Task to complete | Copy out every record precisely.

- - - - - - -

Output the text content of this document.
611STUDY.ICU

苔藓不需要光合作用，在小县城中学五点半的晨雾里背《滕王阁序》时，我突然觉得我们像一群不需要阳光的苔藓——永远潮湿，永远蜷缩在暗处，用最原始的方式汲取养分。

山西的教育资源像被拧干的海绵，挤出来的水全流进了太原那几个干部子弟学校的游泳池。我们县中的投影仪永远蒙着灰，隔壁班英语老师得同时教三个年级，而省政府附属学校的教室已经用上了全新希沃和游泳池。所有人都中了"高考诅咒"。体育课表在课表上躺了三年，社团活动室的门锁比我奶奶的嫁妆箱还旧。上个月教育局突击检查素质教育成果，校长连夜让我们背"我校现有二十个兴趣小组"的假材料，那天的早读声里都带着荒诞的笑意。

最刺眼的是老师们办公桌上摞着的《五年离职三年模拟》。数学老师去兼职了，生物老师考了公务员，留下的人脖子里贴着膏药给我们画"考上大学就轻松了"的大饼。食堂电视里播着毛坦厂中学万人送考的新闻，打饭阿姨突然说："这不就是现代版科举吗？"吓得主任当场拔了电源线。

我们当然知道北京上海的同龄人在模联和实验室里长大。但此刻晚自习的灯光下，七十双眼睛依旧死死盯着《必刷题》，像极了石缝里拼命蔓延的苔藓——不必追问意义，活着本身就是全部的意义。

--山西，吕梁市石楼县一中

- - - - - - -

The reply |
Output the text content of this document.
611STUDY.ICU

苔藓不需要光合作用，在小县城中学五点半的晨雾里背《滕王阁序》时，我突然觉得我们像一群不需要阳光的苔藓——永远潮湿，永远蜷缩在暗处，用最原始的方式汲取养分。

山西的教育资源像被拧干的海绵，挤出来的水全流进了太原那几个干部子弟学校的游泳池。我们县中的投影仪永远蒙着灰，隔壁班英语老师得同时教三个年级，而省政府附属学校的教室已经用上了全新希沃和游泳池。所有人都中了"高考诅咒"。体育课表在课表上躺了三年，社团活动室的门锁比我奶奶的嫁妆箱还旧。上个月教育局突击检查素质教育成果，校长连夜让我们背"我校现有二十个兴趣小组"的假材料，那天的早读声里都带着荒诞的笑意。

最刺眼的是老师们办公桌上摞着的《五年离职三年模拟》。数学老师去兼职了，生物老师考了公务员，留下的人脖子里贴着膏药给我们画"考上大学就轻松了"的大饼。食堂电视里播着毛坦厂中学万人送考的新闻，打饭阿姨突然说："这不就是现代版科举吗？"吓得主任当场拔了电源线。

我们当然知道北京上海的同龄人在模联和实验室里长大。但此刻晚自习的灯光下，七十双眼睛依旧死死盯着《必刷题》，像极了石缝里拼命蔓延的苔藓——不必追问意义，活着本身就是全部的意义。

--山西，吕梁市石楼县一中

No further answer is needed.